■ **What needs to be done**
Copy out, unchanged, the records between the line holding "period-label: Period: 27" and the line holding "grid-ring xyxy=(33,45,1339,1351)", inclusive.

■ **Material provided**
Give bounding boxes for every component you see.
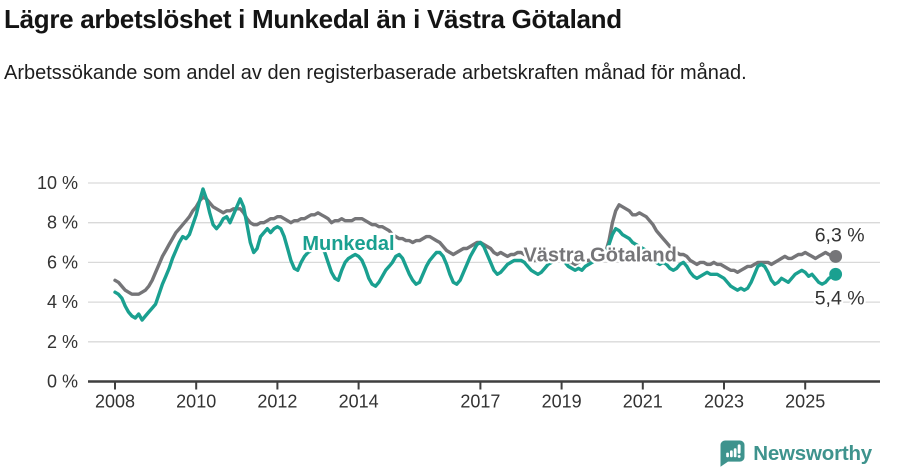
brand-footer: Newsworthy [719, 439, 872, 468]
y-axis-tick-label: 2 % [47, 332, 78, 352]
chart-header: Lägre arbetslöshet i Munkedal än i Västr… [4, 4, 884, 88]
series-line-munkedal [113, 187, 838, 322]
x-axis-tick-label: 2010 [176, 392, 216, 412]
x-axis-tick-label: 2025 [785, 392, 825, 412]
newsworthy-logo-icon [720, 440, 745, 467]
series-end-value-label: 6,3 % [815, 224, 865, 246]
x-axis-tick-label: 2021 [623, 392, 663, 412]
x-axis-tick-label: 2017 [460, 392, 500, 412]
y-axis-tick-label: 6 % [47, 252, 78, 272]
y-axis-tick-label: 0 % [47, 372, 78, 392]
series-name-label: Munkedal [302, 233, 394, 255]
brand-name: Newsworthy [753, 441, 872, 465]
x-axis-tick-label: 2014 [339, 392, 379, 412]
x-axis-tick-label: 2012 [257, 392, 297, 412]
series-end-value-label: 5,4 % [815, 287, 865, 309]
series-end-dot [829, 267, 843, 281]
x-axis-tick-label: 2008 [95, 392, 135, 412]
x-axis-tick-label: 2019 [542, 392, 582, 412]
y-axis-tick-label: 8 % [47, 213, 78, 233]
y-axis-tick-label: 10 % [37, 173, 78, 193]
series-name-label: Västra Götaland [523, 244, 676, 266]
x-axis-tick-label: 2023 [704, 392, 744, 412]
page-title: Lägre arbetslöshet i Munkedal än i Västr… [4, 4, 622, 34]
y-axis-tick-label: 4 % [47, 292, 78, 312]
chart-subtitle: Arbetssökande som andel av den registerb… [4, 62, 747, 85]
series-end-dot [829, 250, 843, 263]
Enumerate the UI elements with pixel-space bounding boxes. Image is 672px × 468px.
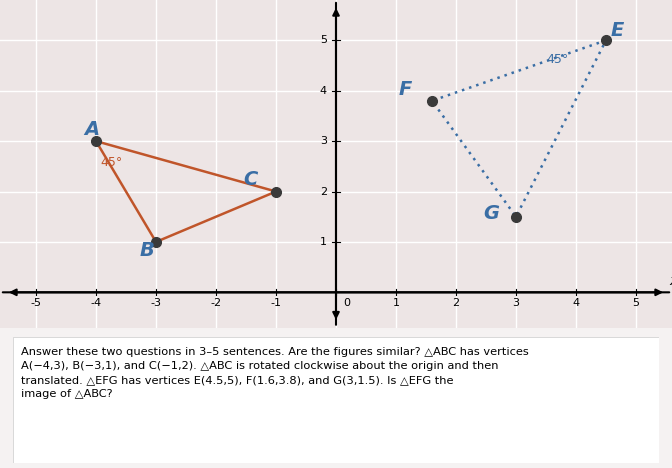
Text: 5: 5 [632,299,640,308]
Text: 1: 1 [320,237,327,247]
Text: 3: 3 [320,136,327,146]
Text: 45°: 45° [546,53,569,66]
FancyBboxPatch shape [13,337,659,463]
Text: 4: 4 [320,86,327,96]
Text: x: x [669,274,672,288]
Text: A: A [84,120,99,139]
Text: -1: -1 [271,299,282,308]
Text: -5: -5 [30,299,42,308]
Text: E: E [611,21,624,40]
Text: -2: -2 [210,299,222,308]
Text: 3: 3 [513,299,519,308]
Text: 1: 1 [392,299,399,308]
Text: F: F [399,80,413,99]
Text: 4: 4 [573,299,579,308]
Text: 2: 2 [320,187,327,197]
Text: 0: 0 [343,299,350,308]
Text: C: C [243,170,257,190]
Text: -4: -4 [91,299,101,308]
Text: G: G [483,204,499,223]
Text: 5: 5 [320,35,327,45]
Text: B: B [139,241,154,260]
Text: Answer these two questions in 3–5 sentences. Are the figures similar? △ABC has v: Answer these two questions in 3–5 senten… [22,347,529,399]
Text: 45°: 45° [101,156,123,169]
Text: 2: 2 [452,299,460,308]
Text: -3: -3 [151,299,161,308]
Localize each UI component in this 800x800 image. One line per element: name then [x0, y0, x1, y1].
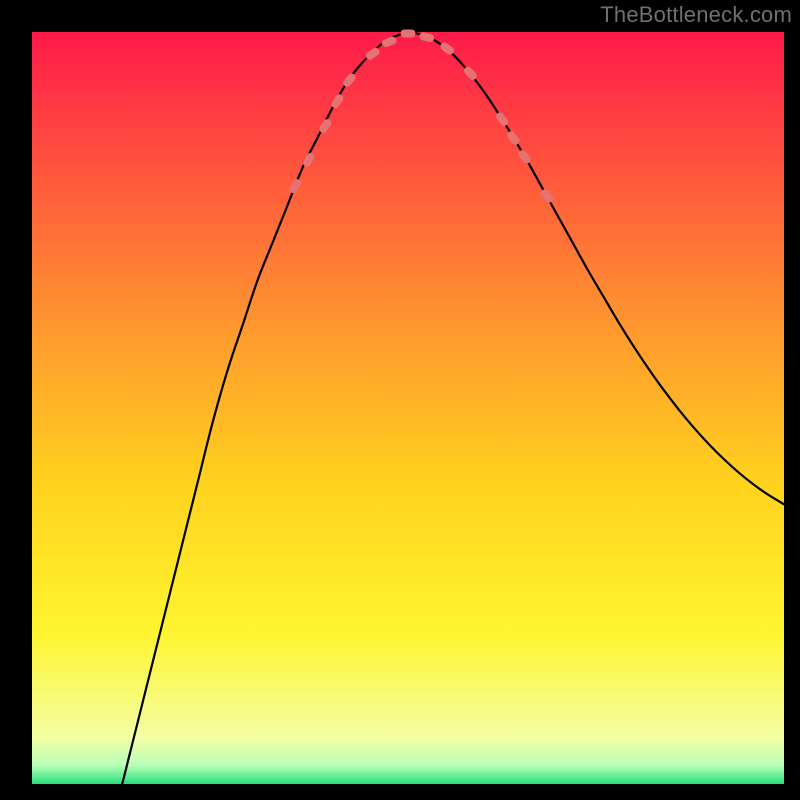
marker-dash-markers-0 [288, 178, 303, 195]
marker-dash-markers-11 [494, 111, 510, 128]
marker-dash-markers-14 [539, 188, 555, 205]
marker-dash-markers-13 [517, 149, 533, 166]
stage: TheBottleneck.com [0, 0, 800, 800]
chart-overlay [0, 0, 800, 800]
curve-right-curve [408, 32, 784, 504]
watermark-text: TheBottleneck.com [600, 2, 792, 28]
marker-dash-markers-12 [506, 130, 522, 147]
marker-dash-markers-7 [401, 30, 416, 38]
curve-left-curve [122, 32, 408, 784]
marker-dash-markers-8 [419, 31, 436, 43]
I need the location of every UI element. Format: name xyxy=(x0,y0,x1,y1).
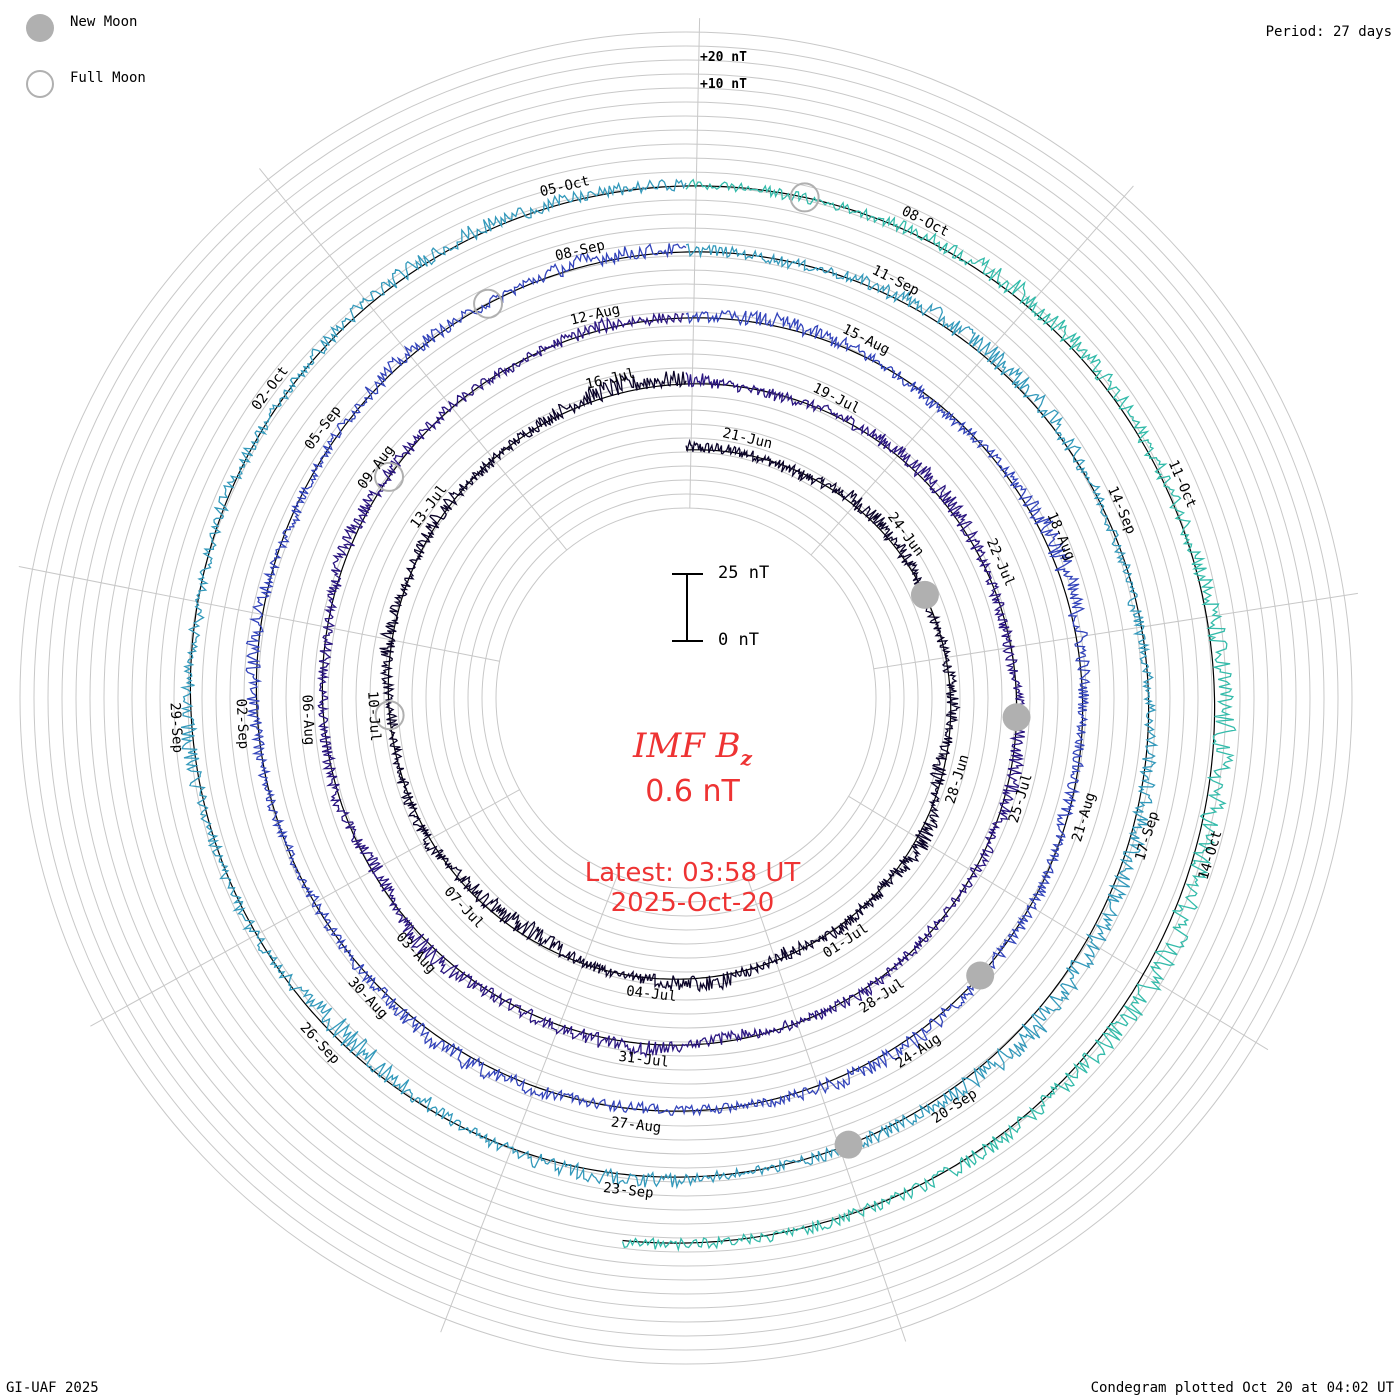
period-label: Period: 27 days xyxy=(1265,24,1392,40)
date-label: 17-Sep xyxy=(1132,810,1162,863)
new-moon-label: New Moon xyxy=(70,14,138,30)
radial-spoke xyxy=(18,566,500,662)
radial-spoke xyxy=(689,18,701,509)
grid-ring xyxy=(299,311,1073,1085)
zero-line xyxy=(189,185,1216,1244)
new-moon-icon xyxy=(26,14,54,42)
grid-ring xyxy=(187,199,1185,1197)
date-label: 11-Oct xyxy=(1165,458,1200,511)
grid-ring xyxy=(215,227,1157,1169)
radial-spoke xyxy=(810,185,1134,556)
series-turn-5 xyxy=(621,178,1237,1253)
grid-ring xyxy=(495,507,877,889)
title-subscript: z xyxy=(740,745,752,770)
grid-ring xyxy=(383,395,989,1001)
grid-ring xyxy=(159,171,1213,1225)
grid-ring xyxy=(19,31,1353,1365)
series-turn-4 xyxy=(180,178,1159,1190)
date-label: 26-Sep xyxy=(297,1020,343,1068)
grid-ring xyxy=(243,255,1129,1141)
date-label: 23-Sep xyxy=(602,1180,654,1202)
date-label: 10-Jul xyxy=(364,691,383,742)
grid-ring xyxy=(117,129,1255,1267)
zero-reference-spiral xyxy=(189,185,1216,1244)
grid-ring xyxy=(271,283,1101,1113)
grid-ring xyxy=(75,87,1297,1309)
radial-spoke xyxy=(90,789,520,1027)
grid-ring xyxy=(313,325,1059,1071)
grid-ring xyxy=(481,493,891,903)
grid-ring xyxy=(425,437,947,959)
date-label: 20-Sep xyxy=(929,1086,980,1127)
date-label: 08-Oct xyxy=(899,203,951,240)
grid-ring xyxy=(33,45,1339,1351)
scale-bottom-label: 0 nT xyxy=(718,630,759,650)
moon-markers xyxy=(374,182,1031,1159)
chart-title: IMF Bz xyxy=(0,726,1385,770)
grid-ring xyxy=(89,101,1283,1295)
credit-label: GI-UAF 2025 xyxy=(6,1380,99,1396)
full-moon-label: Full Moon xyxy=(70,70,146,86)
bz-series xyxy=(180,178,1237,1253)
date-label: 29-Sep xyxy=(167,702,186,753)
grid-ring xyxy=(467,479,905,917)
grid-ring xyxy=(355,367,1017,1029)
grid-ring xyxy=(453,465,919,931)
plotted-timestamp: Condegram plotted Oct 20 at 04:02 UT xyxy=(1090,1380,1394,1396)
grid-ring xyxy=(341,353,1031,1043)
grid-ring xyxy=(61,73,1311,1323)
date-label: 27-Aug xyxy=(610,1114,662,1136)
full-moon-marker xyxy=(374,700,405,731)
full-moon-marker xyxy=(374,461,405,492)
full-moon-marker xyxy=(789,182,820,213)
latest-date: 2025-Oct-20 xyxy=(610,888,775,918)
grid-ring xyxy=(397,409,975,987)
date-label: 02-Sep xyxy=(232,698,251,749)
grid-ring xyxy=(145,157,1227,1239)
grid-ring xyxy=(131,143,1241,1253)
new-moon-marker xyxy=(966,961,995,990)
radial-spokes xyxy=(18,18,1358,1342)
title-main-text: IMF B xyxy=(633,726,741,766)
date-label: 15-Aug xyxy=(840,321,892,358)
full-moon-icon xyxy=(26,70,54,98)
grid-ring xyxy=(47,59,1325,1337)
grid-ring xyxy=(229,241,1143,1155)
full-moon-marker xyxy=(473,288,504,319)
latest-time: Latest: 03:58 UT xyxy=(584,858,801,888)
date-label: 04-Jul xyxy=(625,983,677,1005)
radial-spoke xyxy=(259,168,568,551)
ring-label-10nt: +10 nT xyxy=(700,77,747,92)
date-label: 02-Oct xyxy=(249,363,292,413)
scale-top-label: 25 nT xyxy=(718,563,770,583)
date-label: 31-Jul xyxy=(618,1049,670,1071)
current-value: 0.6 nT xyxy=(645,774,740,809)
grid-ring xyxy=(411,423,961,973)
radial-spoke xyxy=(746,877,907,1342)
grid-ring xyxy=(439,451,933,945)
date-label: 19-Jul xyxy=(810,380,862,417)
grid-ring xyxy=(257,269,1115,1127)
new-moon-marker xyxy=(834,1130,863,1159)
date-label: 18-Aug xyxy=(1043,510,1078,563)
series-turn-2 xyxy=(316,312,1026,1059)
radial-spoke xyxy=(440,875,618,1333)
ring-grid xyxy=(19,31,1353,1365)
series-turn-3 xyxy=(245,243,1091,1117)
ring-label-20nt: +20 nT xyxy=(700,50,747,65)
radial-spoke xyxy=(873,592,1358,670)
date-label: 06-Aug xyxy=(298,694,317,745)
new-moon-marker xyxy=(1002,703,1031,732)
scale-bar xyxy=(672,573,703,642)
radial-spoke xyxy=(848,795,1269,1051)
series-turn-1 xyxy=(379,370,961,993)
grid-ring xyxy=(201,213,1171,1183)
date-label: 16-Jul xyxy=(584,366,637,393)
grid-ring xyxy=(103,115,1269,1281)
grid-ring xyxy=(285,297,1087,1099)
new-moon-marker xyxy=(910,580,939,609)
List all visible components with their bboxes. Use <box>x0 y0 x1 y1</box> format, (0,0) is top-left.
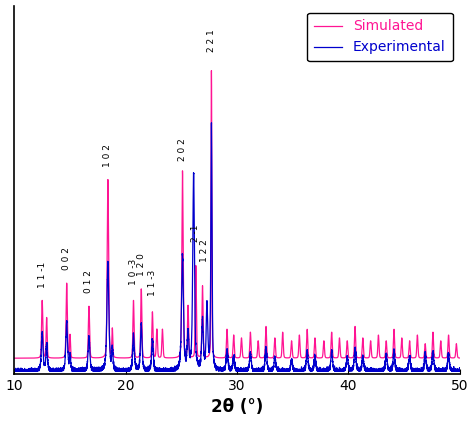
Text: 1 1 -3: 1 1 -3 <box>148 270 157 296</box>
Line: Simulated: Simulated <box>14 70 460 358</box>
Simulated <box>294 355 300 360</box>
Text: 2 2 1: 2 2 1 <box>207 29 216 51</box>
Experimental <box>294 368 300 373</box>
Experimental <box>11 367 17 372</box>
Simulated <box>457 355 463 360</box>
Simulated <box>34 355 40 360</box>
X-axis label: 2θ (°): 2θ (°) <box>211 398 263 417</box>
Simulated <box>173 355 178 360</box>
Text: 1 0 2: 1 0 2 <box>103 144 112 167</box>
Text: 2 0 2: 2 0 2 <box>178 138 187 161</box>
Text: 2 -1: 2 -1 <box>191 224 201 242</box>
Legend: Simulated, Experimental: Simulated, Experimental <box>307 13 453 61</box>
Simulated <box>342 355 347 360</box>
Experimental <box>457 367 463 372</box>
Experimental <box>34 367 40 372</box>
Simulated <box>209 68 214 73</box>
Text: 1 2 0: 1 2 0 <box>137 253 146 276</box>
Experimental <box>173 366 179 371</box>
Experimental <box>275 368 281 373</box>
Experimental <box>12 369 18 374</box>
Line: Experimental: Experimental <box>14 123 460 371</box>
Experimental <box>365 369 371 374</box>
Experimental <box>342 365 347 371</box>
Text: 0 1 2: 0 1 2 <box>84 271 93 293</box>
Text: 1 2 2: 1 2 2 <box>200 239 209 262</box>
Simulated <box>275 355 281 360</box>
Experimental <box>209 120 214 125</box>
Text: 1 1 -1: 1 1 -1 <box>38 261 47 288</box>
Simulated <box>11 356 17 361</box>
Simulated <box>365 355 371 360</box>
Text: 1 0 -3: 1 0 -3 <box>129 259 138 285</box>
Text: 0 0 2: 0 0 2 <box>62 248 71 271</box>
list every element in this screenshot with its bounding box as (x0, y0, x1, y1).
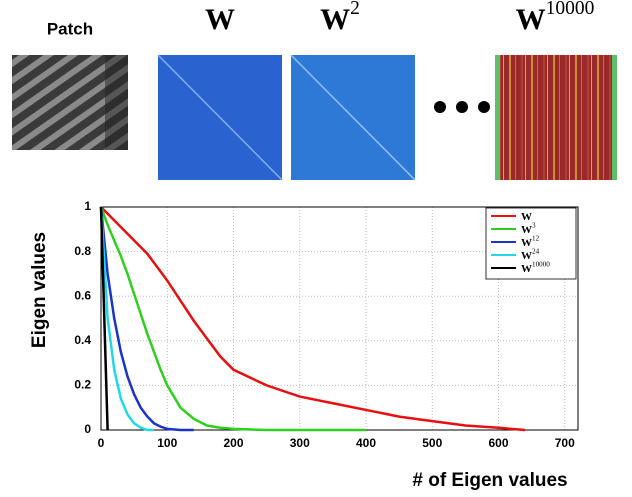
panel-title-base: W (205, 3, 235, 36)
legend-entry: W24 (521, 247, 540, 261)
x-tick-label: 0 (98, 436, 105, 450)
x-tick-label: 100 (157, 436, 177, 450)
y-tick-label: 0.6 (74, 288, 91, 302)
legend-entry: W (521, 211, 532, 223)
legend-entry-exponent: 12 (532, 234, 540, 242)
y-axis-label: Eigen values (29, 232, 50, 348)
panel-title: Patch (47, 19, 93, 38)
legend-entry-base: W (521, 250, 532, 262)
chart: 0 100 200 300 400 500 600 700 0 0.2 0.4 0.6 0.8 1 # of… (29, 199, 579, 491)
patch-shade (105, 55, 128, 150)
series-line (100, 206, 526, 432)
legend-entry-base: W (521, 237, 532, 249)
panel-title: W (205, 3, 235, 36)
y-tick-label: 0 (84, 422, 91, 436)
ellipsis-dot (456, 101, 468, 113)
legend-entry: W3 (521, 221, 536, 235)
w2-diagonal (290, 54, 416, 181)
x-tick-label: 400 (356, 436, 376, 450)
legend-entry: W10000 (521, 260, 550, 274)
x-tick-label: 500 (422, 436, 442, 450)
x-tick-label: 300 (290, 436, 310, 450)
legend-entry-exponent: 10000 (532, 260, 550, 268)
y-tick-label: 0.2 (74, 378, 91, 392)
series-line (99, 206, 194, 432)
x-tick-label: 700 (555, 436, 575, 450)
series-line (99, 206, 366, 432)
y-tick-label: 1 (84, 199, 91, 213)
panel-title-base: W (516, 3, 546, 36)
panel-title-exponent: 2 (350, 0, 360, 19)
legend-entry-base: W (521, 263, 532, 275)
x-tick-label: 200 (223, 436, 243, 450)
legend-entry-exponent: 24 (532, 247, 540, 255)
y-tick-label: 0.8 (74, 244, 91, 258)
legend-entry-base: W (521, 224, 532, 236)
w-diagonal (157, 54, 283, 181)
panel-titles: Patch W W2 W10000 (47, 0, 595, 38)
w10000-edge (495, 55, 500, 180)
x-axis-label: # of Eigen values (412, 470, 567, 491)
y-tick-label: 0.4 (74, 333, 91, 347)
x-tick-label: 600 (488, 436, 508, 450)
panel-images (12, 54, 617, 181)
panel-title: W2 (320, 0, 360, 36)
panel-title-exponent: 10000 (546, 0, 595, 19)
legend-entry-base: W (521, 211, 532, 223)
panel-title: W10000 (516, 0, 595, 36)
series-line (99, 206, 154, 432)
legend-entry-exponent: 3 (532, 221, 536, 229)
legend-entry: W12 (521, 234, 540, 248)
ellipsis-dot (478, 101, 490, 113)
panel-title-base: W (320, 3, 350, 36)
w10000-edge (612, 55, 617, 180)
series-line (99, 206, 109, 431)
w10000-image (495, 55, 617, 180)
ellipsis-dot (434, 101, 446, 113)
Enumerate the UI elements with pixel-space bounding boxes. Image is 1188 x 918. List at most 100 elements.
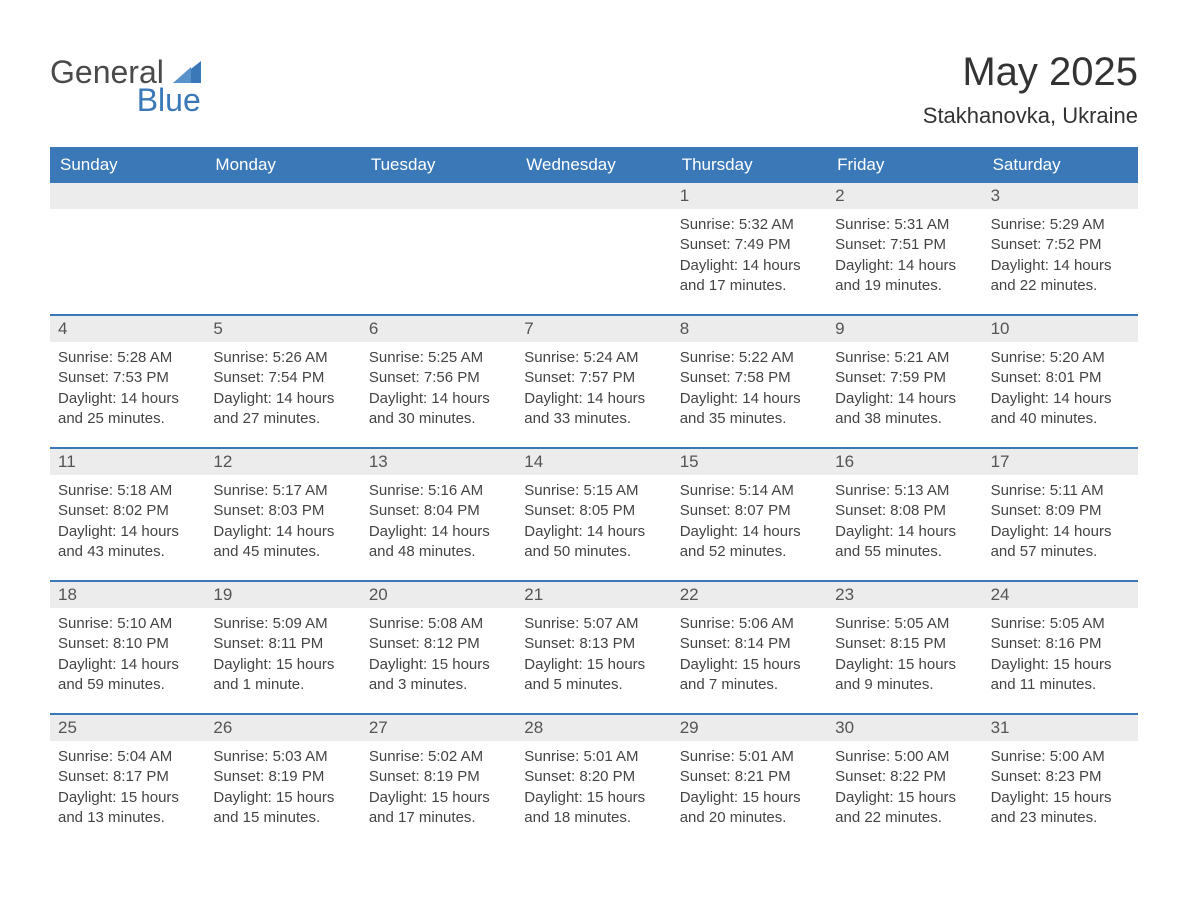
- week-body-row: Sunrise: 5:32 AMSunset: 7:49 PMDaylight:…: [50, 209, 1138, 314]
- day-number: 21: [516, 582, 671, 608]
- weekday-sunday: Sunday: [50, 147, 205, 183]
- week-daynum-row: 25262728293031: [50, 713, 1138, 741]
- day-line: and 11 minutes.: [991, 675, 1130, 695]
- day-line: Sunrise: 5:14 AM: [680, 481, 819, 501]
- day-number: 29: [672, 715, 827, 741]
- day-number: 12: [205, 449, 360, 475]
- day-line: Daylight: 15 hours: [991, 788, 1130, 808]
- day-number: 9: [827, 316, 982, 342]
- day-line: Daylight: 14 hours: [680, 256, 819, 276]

■ **The answer**
period-label: Period: 27 days xyxy=(1265,24,1392,40)
date-label: 17-Sep xyxy=(1132,810,1162,863)
new-moon-label: New Moon xyxy=(70,14,138,30)
radial-spoke xyxy=(18,566,500,662)
radial-spoke xyxy=(689,18,701,509)
grid-ring xyxy=(299,311,1073,1085)
zero-line xyxy=(189,185,1216,1244)
new-moon-icon xyxy=(26,14,54,42)
grid-ring xyxy=(187,199,1185,1197)
date-label: 11-Oct xyxy=(1165,458,1200,511)
grid-ring xyxy=(215,227,1157,1169)
radial-spoke xyxy=(810,185,1134,556)
series-turn-5 xyxy=(621,178,1237,1253)
grid-ring xyxy=(495,507,877,889)
title-subscript: z xyxy=(740,745,752,770)
grid-ring xyxy=(383,395,989,1001)
grid-ring xyxy=(159,171,1213,1225)
grid-ring xyxy=(19,31,1353,1365)
series-turn-4 xyxy=(180,178,1159,1190)
date-label: 26-Sep xyxy=(297,1020,343,1068)
grid-ring xyxy=(243,255,1129,1141)
date-label: 23-Sep xyxy=(602,1180,654,1202)
date-label: 10-Jul xyxy=(364,691,383,742)
grid-ring xyxy=(117,129,1255,1267)
zero-reference-spiral xyxy=(189,185,1216,1244)
grid-ring xyxy=(271,283,1101,1113)
grid-ring xyxy=(75,87,1297,1309)
radial-spoke xyxy=(90,789,520,1027)
grid-ring xyxy=(313,325,1059,1071)
grid-ring xyxy=(481,493,891,903)
grid-ring xyxy=(425,437,947,959)
date-label: 20-Sep xyxy=(929,1086,980,1127)
date-label: 08-Oct xyxy=(899,203,951,240)
grid-ring xyxy=(33,45,1339,1351)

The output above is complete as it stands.